== WRITTEN EXERCISE ==
Write the material out again exactly as it stands.

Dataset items
====

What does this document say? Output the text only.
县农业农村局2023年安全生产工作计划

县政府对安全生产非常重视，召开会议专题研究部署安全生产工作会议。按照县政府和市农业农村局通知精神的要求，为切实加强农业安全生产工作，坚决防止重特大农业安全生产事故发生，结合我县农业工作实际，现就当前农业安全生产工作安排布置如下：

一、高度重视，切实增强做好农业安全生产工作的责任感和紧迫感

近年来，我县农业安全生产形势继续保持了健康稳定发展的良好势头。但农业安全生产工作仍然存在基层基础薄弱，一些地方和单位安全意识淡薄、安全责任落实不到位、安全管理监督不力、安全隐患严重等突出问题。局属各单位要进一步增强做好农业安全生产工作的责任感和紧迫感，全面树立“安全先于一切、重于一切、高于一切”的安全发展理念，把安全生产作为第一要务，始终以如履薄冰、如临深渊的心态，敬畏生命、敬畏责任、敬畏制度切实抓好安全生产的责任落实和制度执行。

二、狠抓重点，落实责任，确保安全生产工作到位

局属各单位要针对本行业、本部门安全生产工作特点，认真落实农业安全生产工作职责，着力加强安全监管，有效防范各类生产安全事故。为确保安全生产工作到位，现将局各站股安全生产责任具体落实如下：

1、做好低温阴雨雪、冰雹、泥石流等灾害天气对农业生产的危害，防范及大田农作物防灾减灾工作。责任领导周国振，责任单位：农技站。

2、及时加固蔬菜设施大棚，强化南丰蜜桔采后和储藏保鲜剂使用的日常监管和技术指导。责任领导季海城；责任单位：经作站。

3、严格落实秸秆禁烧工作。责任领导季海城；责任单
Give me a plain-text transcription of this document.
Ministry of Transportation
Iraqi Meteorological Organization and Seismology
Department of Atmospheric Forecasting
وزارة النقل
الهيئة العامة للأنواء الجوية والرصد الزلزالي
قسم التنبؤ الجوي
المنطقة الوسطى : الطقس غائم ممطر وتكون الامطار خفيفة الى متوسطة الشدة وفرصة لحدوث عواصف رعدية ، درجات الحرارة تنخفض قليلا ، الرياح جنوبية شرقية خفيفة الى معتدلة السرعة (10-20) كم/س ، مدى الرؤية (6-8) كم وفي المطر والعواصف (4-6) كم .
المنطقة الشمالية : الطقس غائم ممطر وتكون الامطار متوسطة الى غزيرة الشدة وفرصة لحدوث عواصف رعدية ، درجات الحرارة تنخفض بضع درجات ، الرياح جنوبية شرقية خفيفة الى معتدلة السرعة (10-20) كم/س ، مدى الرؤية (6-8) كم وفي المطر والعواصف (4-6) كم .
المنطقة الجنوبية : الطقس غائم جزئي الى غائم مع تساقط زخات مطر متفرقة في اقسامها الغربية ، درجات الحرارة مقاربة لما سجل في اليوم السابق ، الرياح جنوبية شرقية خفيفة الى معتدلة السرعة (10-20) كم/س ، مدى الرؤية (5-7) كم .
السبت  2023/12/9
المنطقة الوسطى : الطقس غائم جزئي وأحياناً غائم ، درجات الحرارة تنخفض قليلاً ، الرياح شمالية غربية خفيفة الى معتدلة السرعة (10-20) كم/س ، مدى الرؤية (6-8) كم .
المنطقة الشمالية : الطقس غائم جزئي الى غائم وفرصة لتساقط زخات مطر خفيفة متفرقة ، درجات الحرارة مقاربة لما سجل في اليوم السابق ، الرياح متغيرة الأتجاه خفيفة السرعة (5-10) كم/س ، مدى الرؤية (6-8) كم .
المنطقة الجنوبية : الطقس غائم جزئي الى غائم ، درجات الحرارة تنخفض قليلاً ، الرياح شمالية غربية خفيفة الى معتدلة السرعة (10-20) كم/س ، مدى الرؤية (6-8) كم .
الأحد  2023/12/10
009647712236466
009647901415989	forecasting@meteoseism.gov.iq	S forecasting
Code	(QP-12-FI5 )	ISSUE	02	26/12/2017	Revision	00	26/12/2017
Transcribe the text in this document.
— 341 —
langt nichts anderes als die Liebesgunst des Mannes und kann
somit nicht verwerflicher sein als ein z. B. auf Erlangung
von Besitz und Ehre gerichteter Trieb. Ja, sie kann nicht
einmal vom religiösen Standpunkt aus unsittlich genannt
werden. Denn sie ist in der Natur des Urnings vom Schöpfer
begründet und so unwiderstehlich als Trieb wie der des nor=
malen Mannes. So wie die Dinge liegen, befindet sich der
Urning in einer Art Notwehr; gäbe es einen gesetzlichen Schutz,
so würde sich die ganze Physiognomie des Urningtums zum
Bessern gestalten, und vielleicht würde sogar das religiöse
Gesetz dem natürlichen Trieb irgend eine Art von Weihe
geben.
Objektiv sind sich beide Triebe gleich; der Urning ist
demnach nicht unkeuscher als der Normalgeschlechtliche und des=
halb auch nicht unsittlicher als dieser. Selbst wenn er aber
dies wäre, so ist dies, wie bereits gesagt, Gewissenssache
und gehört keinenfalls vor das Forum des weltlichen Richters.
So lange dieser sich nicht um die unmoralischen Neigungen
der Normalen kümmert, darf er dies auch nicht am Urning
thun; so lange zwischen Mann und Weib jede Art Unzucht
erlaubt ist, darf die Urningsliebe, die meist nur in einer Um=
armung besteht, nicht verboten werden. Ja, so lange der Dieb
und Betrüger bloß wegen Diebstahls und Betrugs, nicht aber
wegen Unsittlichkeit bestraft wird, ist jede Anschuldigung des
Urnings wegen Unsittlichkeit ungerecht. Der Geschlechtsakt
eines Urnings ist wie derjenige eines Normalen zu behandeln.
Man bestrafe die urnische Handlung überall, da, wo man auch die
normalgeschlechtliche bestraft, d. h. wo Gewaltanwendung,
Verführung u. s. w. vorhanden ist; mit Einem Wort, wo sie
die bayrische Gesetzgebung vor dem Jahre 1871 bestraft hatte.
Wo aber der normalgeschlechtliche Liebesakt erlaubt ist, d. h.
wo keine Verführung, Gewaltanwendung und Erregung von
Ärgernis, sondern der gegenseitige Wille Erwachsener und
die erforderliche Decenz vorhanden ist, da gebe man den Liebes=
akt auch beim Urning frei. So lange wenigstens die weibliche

====

== RIGHT ANSWER ==
What does this document say? Output the text only.
县农业农村局2023年安全生产工作计划

县政府对安全生产非常重视，召开会议专题研究部署安全生产工作会议。按照县政府和市农业农村局通知精神的要求，为切实加强农业安全生产工作，坚决防止重特大农业安全生产事故发生，结合我县农业工作实际，现就当前农业安全生产工作安排布置如下：

一、高度重视，切实增强做好农业安全生产工作的责任感和紧迫感

近年来，我县农业安全生产形势继续保持了健康稳定发展的良好势头。但农业安全生产工作仍然存在基层基础薄弱，一些地方和单位安全意识淡薄、安全责任落实不到位、安全管理监督不力、安全隐患严重等突出问题。局属各单位要进一步增强做好农业安全生产工作的责任感和紧迫感，全面树立“安全先于一切、重于一切、高于一切”的安全发展理念，把安全生产作为第一要务，始终以如履薄冰、如临深渊的心态，敬畏生命、敬畏责任、敬畏制度切实抓好安全生产的责任落实和制度执行。

二、狠抓重点，落实责任，确保安全生产工作到位

局属各单位要针对本行业、本部门安全生产工作特点，认真落实农业安全生产工作职责，着力加强安全监管，有效防范各类生产安全事故。为确保安全生产工作到位，现将局各站股安全生产责任具体落实如下：

1、做好低温阴雨雪、冰雹、泥石流等灾害天气对农业生产的危害，防范及大田农作物防灾减灾工作。责任领导周国振，责任单位：农技站。

2、及时加固蔬菜设施大棚，强化南丰蜜桔采后和储藏保鲜剂使用的日常监管和技术指导。责任领导季海城；责任单位：经作站。

3、严格落实秸秆禁烧工作。责任领导季海城；责任单
Give me a plain-text transcription of this document.
Ministry of Transportation
Iraqi Meteorological Organization and Seismology
Department of Atmospheric Forecasting
وزارة النقل
الهيئة العامة للأنواء الجوية والرصد الزلزالي
قسم التنبؤ الجوي
المنطقة الوسطى : الطقس غائم ممطر وتكون الامطار خفيفة الى متوسطة الشدة وفرصة لحدوث عواصف رعدية ، درجات الحرارة تنخفض قليلا ، الرياح جنوبية شرقية خفيفة الى معتدلة السرعة (10-20) كم/س ، مدى الرؤية (6-8) كم وفي المطر والعواصف (4-6) كم .
المنطقة الشمالية : الطقس غائم ممطر وتكون الامطار متوسطة الى غزيرة الشدة وفرصة لحدوث عواصف رعدية ، درجات الحرارة تنخفض بضع درجات ، الرياح جنوبية شرقية خفيفة الى معتدلة السرعة (10-20) كم/س ، مدى الرؤية (6-8) كم وفي المطر والعواصف (4-6) كم .
المنطقة الجنوبية : الطقس غائم جزئي الى غائم مع تساقط زخات مطر متفرقة في اقسامها الغربية ، درجات الحرارة مقاربة لما سجل في اليوم السابق ، الرياح جنوبية شرقية خفيفة الى معتدلة السرعة (10-20) كم/س ، مدى الرؤية (5-7) كم .
السبت  2023/12/9
المنطقة الوسطى : الطقس غائم جزئي وأحياناً غائم ، درجات الحرارة تنخفض قليلاً ، الرياح شمالية غربية خفيفة الى معتدلة السرعة (10-20) كم/س ، مدى الرؤية (6-8) كم .
المنطقة الشمالية : الطقس غائم جزئي الى غائم وفرصة لتساقط زخات مطر خفيفة متفرقة ، درجات الحرارة مقاربة لما سجل في اليوم السابق ، الرياح متغيرة الأتجاه خفيفة السرعة (5-10) كم/س ، مدى الرؤية (6-8) كم .
المنطقة الجنوبية : الطقس غائم جزئي الى غائم ، درجات الحرارة تنخفض قليلاً ، الرياح شمالية غربية خفيفة الى معتدلة السرعة (10-20) كم/س ، مدى الرؤية (6-8) كم .
الأحد  2023/12/10
009647712236466
009647901415989	forecasting@meteoseism.gov.iq	S forecasting
Code	(QP-12-FI5 )	ISSUE	02	26/12/2017	Revision	00	26/12/2017
Transcribe the text in this document.
— 341 —
langt nichts anderes als die Liebesgunst des Mannes und kann
somit nicht verwerflicher sein als ein z. B. auf Erlangung
von Besitz und Ehre gerichteter Trieb. Ja, sie kann nicht
einmal vom religiösen Standpunkt aus unsittlich genannt
werden. Denn sie ist in der Natur des Urnings vom Schöpfer
begründet und so unwiderstehlich als Trieb wie der des nor=
malen Mannes. So wie die Dinge liegen, befindet sich der
Urning in einer Art Notwehr; gäbe es einen gesetzlichen Schutz,
so würde sich die ganze Physiognomie des Urningtums zum
Bessern gestalten, und vielleicht würde sogar das religiöse
Gesetz dem natürlichen Trieb irgend eine Art von Weihe
geben.
Objektiv sind sich beide Triebe gleich; der Urning ist
demnach nicht unkeuscher als der Normalgeschlechtliche und des=
halb auch nicht unsittlicher als dieser. Selbst wenn er aber
dies wäre, so ist dies, wie bereits gesagt, Gewissenssache
und gehört keinenfalls vor das Forum des weltlichen Richters.
So lange dieser sich nicht um die unmoralischen Neigungen
der Normalen kümmert, darf er dies auch nicht am Urning
thun; so lange zwischen Mann und Weib jede Art Unzucht
erlaubt ist, darf die Urningsliebe, die meist nur in einer Um=
armung besteht, nicht verboten werden. Ja, so lange der Dieb
und Betrüger bloß wegen Diebstahls und Betrugs, nicht aber
wegen Unsittlichkeit bestraft wird, ist jede Anschuldigung des
Urnings wegen Unsittlichkeit ungerecht. Der Geschlechtsakt
eines Urnings ist wie derjenige eines Normalen zu behandeln.
Man bestrafe die urnische Handlung überall, da, wo man auch die
normalgeschlechtliche bestraft, d. h. wo Gewaltanwendung,
Verführung u. s. w. vorhanden ist; mit Einem Wort, wo sie
die bayrische Gesetzgebung vor dem Jahre 1871 bestraft hatte.
Wo aber der normalgeschlechtliche Liebesakt erlaubt ist, d. h.
wo keine Verführung, Gewaltanwendung und Erregung von
Ärgernis, sondern der gegenseitige Wille Erwachsener und
die erforderliche Decenz vorhanden ist, da gebe man den Liebes=
akt auch beim Urning frei. So lange wenigstens die weibliche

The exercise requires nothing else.